» **Page extract**
# Altria Buys Nat Sherman



## Joe Sticks (May 31, 2016)

Many of us scratched our heads in puzzlement when we heard the FDA was gonna add tough regulations impacting cigars and pipe tobacco. (Small industries that have served their customers needs for decades. Why all of a sudden ? Why now ?) Some of the naive thought (and wrote on cigar forums) that Big Brother was only looking out for our health. Yes, its true. Some grown men actually 'think' like this. Some of them said these big corporation people were buying up the small guys to 'survive'. - - Well, people in big corporations have been using new laws and regulations to drive out small competitors for a very long time. This has happened in many industries. The corporate lawyers actually write the new legislation and regs. Its happened in everything from obamacare to banking, etc. And it likely is the driving force behind the obama FDA moves. Usually its all about money, (including the campaign contribution money politicians need to get re-elected).-

Altria Group Acquires Nat Sherman | News & Features

P.S. - a forum member recently posted about a favorite pipe blend that he could no longer find. Altria bought the former maker, and their accountants axed it from their offerings. - Speaking of axes, these guys use 'the law' as an axe against their competitors and the public.

» **Data block**
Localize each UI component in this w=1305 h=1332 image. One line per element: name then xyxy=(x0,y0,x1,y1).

» **Challenge**
From the forum post on Altria's purchase of Nat Sherman, write out the stretch from "Altria Group Acquires" through "and the public.", word for word.

» **Written solution**
Altria Group Acquires Nat Sherman | News & Features

P.S. - a forum member recently posted about a favorite pipe blend that he could no longer find. Altria bought the former maker, and their accountants axed it from their offerings. - Speaking of axes, these guys use 'the law' as an axe against their competitors and the public.